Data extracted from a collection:
[START]

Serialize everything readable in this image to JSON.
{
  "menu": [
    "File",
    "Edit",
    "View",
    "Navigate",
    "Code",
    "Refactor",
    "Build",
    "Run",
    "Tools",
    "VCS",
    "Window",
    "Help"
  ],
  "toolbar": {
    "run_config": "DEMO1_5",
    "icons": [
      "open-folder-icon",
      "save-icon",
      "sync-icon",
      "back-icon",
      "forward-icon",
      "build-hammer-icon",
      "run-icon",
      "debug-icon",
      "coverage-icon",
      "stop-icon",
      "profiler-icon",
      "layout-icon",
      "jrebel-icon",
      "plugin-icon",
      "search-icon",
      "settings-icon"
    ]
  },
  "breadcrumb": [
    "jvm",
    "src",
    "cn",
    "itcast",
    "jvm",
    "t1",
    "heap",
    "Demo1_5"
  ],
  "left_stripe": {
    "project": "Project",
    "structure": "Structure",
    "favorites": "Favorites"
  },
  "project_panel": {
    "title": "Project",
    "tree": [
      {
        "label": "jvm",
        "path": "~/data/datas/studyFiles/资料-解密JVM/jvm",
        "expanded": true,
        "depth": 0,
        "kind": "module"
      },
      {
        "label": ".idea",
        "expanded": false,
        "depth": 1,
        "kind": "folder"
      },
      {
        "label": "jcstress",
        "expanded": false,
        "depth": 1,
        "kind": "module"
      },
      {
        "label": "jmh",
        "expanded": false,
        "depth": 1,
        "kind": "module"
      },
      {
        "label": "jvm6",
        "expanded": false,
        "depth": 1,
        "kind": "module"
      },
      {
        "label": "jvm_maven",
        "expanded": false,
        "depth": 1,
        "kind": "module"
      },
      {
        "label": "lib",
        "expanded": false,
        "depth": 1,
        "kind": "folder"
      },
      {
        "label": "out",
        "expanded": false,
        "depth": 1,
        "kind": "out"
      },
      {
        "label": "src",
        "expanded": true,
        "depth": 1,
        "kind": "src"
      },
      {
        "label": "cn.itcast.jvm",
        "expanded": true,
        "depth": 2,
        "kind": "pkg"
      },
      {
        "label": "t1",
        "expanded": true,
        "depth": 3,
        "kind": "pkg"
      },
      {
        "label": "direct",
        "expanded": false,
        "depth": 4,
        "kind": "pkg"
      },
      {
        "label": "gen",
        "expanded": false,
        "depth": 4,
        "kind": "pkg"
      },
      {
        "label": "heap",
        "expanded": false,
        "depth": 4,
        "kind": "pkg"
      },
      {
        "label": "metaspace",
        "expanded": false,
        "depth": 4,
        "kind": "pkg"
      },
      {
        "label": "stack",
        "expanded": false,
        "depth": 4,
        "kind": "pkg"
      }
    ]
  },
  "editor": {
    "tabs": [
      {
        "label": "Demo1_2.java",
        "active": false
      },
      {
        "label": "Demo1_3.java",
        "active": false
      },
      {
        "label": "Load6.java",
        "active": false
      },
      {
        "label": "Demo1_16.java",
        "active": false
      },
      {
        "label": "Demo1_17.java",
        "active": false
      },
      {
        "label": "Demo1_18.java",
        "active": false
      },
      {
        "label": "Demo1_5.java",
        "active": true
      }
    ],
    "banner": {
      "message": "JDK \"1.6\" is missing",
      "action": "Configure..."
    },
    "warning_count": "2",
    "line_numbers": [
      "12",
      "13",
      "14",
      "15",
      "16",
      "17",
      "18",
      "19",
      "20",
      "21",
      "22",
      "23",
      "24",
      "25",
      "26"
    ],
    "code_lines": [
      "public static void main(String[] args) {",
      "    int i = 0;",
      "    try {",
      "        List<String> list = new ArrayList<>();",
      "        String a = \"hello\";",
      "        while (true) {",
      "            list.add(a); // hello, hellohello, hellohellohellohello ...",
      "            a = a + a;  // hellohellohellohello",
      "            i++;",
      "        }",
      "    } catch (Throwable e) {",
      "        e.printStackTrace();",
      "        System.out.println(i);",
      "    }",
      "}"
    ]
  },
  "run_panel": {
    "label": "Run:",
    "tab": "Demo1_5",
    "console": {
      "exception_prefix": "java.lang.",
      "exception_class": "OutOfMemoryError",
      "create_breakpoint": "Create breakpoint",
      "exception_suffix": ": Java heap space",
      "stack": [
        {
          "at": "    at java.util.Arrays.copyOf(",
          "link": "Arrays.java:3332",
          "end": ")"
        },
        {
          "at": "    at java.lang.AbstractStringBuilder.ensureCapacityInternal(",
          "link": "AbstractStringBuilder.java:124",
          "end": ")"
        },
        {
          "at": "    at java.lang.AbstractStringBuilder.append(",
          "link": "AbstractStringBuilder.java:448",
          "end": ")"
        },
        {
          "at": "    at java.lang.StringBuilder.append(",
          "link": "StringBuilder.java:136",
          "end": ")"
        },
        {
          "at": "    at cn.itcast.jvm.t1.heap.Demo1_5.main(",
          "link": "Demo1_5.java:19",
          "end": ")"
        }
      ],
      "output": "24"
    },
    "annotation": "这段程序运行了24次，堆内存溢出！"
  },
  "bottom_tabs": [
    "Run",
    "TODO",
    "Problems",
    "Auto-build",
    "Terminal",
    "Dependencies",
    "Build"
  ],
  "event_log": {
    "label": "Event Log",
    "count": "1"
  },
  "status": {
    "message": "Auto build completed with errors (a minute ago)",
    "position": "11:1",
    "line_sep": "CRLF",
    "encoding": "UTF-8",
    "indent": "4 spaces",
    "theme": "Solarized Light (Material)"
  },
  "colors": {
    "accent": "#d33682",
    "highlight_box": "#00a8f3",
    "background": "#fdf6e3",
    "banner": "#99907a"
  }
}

[END]

Reproduce the material above without altering a single character.

The output:
Serialize everything readable in this image to JSON.
{
  "menu": [
    "File",
    "Edit",
    "View",
    "Navigate",
    "Code",
    "Refactor",
    "Build",
    "Run",
    "Tools",
    "VCS",
    "Window",
    "Help"
  ],
  "toolbar": {
    "run_config": "DEMO1_5",
    "icons": [
      "open-folder-icon",
      "save-icon",
      "sync-icon",
      "back-icon",
      "forward-icon",
      "build-hammer-icon",
      "run-icon",
      "debug-icon",
      "coverage-icon",
      "stop-icon",
      "profiler-icon",
      "layout-icon",
      "jrebel-icon",
      "plugin-icon",
      "search-icon",
      "settings-icon"
    ]
  },
  "breadcrumb": [
    "jvm",
    "src",
    "cn",
    "itcast",
    "jvm",
    "t1",
    "heap",
    "Demo1_5"
  ],
  "left_stripe": {
    "project": "Project",
    "structure": "Structure",
    "favorites": "Favorites"
  },
  "project_panel": {
    "title": "Project",
    "tree": [
      {
        "label": "jvm",
        "path": "~/data/datas/studyFiles/资料-解密JVM/jvm",
        "expanded": true,
        "depth": 0,
        "kind": "module"
      },
      {
        "label": ".idea",
        "expanded": false,
        "depth": 1,
        "kind": "folder"
      },
      {
        "label": "jcstress",
        "expanded": false,
        "depth": 1,
        "kind": "module"
      },
      {
        "label": "jmh",
        "expanded": false,
        "depth": 1,
        "kind": "module"
      },
      {
        "label": "jvm6",
        "expanded": false,
        "depth": 1,
        "kind": "module"
      },
      {
        "label": "jvm_maven",
        "expanded": false,
        "depth": 1,
        "kind": "module"
      },
      {
        "label": "lib",
        "expanded": false,
        "depth": 1,
        "kind": "folder"
      },
      {
        "label": "out",
        "expanded": false,
        "depth": 1,
        "kind": "out"
      },
      {
        "label": "src",
        "expanded": true,
        "depth": 1,
        "kind": "src"
      },
      {
        "label": "cn.itcast.jvm",
        "expanded": true,
        "depth": 2,
        "kind": "pkg"
      },
      {
        "label": "t1",
        "expanded": true,
        "depth": 3,
        "kind": "pkg"
      },
      {
        "label": "direct",
        "expanded": false,
        "depth": 4,
        "kind": "pkg"
      },
      {
        "label": "gen",
        "expanded": false,
        "depth": 4,
        "kind": "pkg"
      },
      {
        "label": "heap",
        "expanded": false,
        "depth": 4,
        "kind": "pkg"
      },
      {
        "label": "metaspace",
        "expanded": false,
        "depth": 4,
        "kind": "pkg"
      },
      {
        "label": "stack",
        "expanded": false,
        "depth": 4,
        "kind": "pkg"
      }
    ]
  },
  "editor": {
    "tabs": [
      {
        "label": "Demo1_2.java",
        "active": false
      },
      {
        "label": "Demo1_3.java",
        "active": false
      },
      {
        "label": "Load6.java",
        "active": false
      },
      {
        "label": "Demo1_16.java",
        "active": false
      },
      {
        "label": "Demo1_17.java",
        "active": false
      },
      {
        "label": "Demo1_18.java",
        "active": false
      },
      {
        "label": "Demo1_5.java",
        "active": true
      }
    ],
    "banner": {
      "message": "JDK \"1.6\" is missing",
      "action": "Configure..."
    },
    "warning_count": "2",
    "line_numbers": [
      "12",
      "13",
      "14",
      "15",
      "16",
      "17",
      "18",
      "19",
      "20",
      "21",
      "22",
      "23",
      "24",
      "25",
      "26"
    ],
    "code_lines": [
      "public static void main(String[] args) {",
      "    int i = 0;",
      "    try {",
      "        List<String> list = new ArrayList<>();",
      "        String a = \"hello\";",
      "        while (true) {",
      "            list.add(a); // hello, hellohello, hellohellohellohello ...",
      "            a = a + a;  // hellohellohellohello",
      "            i++;",
      "        }",
      "    } catch (Throwable e) {",
      "        e.printStackTrace();",
      "        System.out.println(i);",
      "    }",
      "}"
    ]
  },
  "run_panel": {
    "label": "Run:",
    "tab": "Demo1_5",
    "console": {
      "exception_prefix": "java.lang.",
      "exception_class": "OutOfMemoryError",
      "create_breakpoint": "Create breakpoint",
      "exception_suffix": ": Java heap space",
      "stack": [
        {
          "at": "    at java.util.Arrays.copyOf(",
          "link": "Arrays.java:3332",
          "end": ")"
        },
        {
          "at": "    at java.lang.AbstractStringBuilder.ensureCapacityInternal(",
          "link": "AbstractStringBuilder.java:124",
          "end": ")"
        },
        {
          "at": "    at java.lang.AbstractStringBuilder.append(",
          "link": "AbstractStringBuilder.java:448",
          "end": ")"
        },
        {
          "at": "    at java.lang.StringBuilder.append(",
          "link": "StringBuilder.java:136",
          "end": ")"
        },
        {
          "at": "    at cn.itcast.jvm.t1.heap.Demo1_5.main(",
          "link": "Demo1_5.java:19",
          "end": ")"
        }
      ],
      "output": "24"
    },
    "annotation": "这段程序运行了24次，堆内存溢出！"
  },
  "bottom_tabs": [
    "Run",
    "TODO",
    "Problems",
    "Auto-build",
    "Terminal",
    "Dependencies",
    "Build"
  ],
  "event_log": {
    "label": "Event Log",
    "count": "1"
  },
  "status": {
    "message": "Auto build completed with errors (a minute ago)",
    "position": "11:1",
    "line_sep": "CRLF",
    "encoding": "UTF-8",
    "indent": "4 spaces",
    "theme": "Solarized Light (Material)"
  },
  "colors": {
    "accent": "#d33682",
    "highlight_box": "#00a8f3",
    "background": "#fdf6e3",
    "banner": "#99907a"
  }
}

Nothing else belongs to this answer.